■ **Exercise brief**:
What is the number of lines holding the word "Димитар"? Write that number and nothing else.
______
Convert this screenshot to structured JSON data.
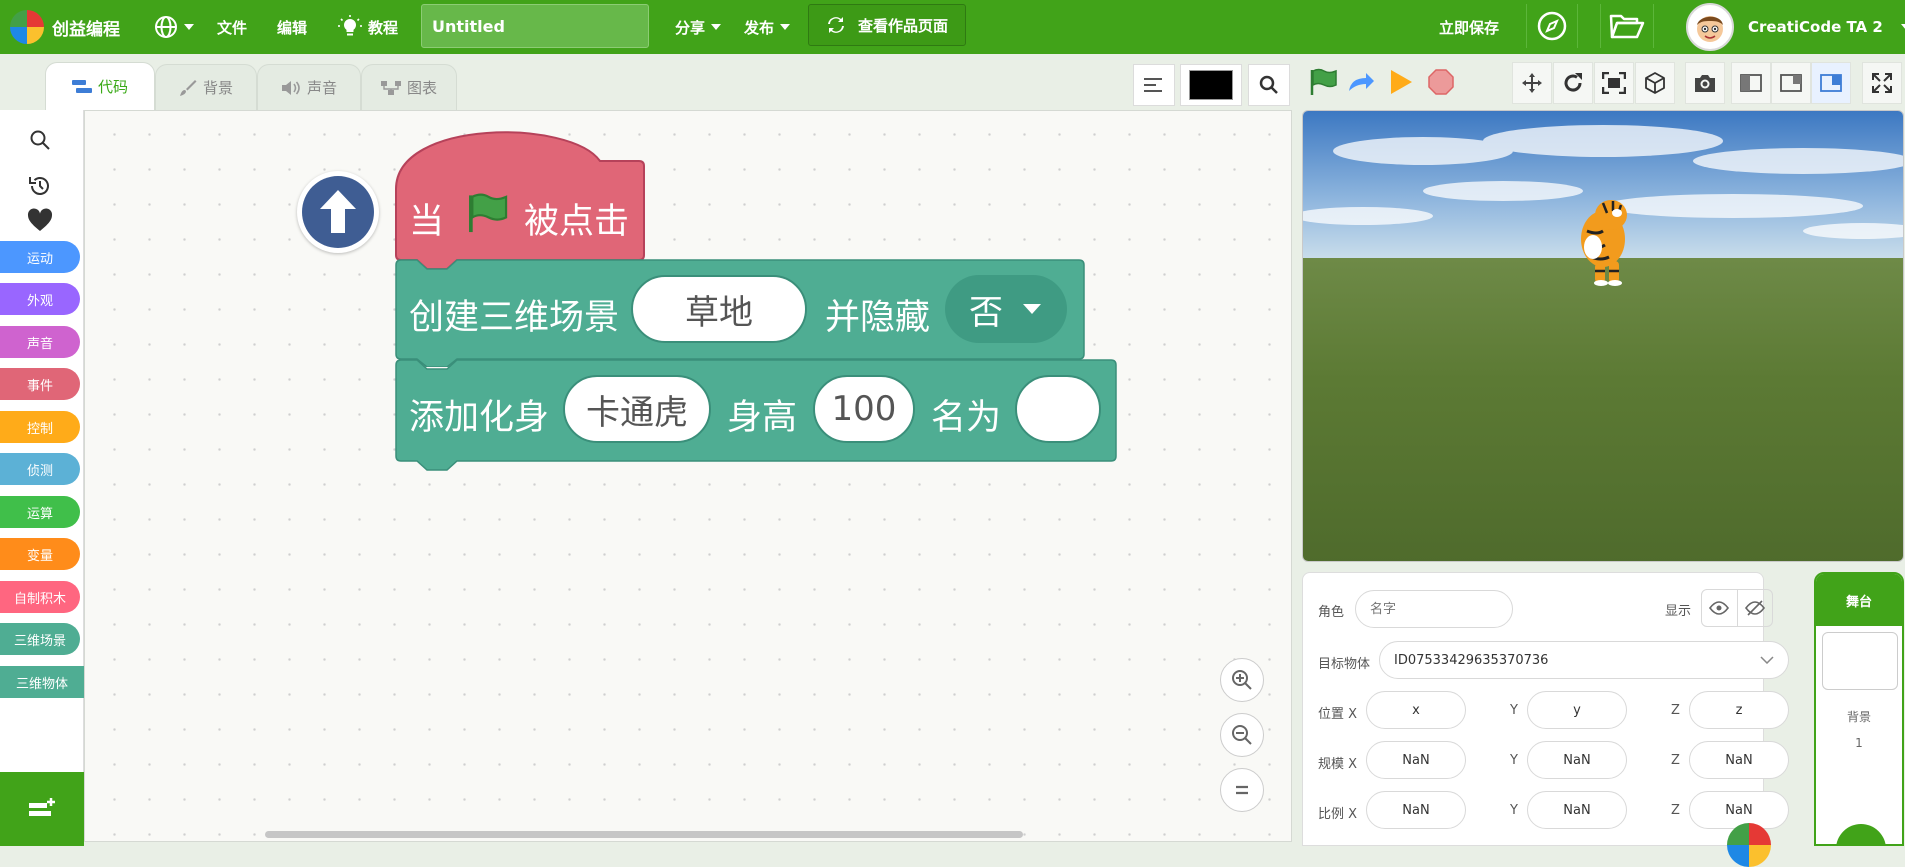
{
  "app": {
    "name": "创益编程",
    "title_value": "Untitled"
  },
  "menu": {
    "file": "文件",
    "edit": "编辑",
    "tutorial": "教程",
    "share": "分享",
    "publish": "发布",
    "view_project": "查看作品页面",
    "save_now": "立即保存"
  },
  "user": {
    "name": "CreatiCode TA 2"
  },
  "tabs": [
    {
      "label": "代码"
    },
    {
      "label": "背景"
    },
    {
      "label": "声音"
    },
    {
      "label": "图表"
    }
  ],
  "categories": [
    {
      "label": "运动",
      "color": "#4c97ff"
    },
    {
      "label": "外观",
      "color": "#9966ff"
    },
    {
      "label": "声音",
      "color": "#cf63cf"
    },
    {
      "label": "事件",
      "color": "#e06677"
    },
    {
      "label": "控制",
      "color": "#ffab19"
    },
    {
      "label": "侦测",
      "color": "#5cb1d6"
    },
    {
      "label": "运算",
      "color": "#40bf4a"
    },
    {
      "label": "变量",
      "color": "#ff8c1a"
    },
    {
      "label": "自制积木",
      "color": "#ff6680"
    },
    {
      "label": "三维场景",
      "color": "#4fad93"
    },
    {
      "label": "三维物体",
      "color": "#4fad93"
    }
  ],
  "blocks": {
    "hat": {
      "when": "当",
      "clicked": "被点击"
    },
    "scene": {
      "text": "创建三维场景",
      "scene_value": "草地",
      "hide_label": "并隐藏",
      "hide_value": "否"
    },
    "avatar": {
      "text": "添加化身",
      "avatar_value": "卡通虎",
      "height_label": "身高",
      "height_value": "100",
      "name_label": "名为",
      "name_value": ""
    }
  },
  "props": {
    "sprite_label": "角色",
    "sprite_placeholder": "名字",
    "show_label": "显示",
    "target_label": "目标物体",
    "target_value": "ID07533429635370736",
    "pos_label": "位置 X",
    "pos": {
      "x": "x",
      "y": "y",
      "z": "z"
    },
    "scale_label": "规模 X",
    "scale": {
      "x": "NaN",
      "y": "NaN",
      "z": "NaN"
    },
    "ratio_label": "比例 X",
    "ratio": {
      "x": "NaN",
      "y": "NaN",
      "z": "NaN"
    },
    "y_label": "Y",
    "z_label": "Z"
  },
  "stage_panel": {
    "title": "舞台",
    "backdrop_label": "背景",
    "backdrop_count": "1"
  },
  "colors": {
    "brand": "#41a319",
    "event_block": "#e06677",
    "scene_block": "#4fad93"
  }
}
______
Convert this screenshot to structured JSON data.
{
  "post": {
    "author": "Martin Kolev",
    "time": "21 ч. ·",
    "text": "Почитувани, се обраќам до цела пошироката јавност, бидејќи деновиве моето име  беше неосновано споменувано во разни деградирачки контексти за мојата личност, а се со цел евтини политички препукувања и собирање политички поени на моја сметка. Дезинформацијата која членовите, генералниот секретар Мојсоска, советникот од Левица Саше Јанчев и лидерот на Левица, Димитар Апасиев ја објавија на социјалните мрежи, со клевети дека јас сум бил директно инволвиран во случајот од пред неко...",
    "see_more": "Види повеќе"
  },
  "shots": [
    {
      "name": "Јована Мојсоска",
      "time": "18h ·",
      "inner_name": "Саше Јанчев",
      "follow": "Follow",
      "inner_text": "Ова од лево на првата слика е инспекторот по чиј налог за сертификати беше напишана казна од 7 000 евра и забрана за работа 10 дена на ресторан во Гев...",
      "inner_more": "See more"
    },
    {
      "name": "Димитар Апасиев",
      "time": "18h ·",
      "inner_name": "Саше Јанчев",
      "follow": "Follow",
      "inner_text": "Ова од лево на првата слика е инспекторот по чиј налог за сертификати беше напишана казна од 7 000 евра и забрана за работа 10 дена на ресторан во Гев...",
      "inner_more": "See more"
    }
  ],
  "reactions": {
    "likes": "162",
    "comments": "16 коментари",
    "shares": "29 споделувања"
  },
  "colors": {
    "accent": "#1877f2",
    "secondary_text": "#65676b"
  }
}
______
■ **Written solution**:
2